Chart and figure data:
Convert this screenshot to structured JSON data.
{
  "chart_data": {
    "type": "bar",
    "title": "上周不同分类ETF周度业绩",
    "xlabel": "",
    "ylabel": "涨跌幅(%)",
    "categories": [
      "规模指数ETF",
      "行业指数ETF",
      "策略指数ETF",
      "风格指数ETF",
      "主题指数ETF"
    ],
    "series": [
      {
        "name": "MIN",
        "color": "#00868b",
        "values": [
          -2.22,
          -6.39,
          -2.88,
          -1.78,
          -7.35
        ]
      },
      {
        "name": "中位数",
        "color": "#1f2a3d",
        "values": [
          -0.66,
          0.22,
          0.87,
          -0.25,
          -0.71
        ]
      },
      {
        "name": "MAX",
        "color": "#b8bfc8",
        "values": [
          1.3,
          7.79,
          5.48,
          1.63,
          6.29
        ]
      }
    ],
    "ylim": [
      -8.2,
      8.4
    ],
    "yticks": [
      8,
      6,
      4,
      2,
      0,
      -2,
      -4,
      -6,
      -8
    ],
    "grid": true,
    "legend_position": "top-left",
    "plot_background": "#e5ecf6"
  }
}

OBJECTIVE –
Read the entries above, then pull out the lines that include "color".

RESULT BELOW –
        "color": "#00868b",
        "color": "#1f2a3d",
        "color": "#b8bfc8",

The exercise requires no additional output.